* Given task: From the listing below, extract every line in which the word "maximum" appears.

_____

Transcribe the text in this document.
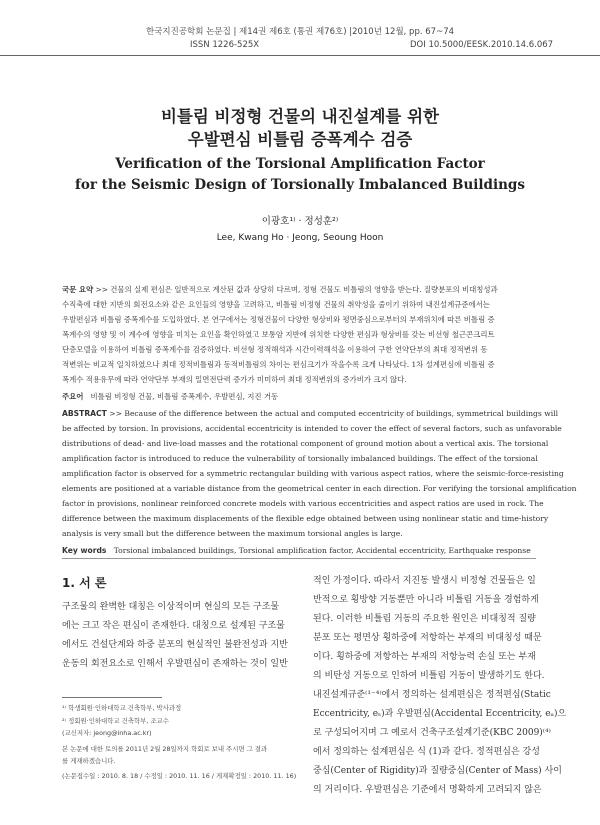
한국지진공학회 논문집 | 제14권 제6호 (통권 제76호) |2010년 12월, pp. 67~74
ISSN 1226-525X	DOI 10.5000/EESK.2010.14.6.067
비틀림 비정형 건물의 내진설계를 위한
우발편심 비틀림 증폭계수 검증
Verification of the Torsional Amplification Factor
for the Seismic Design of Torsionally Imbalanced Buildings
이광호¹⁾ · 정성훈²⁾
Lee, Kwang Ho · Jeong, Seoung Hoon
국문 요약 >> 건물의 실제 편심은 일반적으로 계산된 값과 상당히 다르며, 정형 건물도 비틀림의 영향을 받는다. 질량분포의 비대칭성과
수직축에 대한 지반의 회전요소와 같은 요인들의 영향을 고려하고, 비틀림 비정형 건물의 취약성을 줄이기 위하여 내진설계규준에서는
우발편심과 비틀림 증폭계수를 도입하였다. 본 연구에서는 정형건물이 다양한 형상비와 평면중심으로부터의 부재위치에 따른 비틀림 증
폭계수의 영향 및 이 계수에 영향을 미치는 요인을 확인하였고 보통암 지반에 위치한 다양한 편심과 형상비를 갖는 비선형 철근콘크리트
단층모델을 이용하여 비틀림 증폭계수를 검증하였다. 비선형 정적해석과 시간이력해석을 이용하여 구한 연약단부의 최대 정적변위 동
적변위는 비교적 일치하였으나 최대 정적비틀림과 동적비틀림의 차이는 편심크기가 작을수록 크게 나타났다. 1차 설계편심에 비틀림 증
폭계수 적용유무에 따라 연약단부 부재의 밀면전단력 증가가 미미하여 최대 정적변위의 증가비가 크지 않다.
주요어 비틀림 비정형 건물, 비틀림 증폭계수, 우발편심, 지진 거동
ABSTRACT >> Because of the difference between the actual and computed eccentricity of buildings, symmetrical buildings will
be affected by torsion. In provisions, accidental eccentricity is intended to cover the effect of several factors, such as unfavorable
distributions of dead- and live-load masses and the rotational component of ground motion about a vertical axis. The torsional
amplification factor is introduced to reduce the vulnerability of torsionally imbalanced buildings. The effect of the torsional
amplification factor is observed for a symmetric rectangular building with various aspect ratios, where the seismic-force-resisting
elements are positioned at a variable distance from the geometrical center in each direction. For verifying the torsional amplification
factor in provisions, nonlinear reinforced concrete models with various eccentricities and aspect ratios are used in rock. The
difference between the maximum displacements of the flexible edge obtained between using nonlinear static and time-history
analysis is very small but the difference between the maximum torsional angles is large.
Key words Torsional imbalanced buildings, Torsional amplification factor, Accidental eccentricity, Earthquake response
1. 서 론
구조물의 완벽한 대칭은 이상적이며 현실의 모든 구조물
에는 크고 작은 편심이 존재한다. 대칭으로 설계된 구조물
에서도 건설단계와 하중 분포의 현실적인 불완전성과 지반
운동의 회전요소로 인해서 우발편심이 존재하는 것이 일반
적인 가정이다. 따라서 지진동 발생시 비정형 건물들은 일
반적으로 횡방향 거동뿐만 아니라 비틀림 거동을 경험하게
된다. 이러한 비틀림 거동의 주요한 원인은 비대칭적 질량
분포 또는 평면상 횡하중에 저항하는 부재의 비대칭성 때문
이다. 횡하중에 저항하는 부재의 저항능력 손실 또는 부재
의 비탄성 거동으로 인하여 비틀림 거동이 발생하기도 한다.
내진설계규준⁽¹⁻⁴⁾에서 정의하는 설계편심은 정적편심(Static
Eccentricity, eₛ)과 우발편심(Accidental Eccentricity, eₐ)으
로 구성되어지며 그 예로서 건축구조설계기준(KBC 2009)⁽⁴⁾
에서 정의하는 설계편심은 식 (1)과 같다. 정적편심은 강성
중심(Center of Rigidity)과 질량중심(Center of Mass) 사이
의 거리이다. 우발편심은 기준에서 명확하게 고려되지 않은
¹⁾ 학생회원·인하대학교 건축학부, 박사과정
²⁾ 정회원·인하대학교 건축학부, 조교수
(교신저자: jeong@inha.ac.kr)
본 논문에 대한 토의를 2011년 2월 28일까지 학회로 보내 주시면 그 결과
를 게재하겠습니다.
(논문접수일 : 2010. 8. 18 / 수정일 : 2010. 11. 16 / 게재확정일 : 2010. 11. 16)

_____

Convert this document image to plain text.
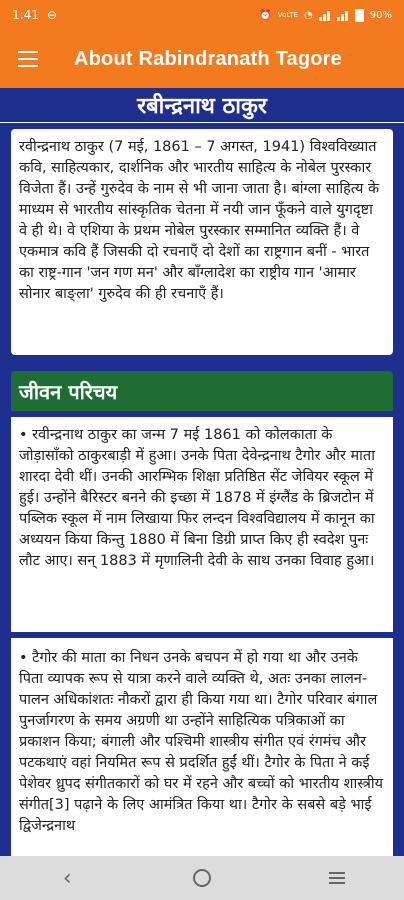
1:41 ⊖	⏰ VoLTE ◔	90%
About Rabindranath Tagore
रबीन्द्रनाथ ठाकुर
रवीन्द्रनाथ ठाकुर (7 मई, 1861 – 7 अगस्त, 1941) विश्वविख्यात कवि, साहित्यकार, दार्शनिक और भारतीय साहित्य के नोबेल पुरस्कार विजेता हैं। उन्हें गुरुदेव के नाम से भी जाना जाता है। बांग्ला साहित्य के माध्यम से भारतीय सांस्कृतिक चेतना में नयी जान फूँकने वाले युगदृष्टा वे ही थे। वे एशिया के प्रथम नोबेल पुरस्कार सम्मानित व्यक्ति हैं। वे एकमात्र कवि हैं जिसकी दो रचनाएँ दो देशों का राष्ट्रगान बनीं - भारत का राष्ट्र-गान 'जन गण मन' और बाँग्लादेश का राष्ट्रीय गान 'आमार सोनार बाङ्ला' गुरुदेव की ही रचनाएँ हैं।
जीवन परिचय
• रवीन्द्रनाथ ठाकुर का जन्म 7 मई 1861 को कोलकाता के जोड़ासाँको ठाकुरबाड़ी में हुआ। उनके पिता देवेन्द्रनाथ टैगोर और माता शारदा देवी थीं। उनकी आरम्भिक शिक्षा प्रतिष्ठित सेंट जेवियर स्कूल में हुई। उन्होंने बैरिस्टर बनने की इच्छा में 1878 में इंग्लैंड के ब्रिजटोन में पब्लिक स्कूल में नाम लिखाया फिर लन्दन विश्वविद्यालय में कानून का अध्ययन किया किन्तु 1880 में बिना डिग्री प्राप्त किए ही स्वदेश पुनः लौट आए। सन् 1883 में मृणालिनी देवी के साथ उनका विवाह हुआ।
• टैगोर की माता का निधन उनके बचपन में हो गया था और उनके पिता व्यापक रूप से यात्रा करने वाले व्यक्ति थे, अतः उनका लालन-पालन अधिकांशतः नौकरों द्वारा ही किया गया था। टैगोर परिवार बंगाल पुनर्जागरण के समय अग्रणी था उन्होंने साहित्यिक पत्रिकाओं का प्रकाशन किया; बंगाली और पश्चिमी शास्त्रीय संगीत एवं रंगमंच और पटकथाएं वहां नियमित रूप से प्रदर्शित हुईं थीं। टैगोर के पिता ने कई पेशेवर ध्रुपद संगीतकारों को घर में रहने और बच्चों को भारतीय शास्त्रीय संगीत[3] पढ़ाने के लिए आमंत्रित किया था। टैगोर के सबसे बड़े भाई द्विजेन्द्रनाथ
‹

_____

* Complete output:
difference between the maximum displacements of the flexible edge obtained between using nonlinear static and time-history
analysis is very small but the difference between the maximum torsional angles is large.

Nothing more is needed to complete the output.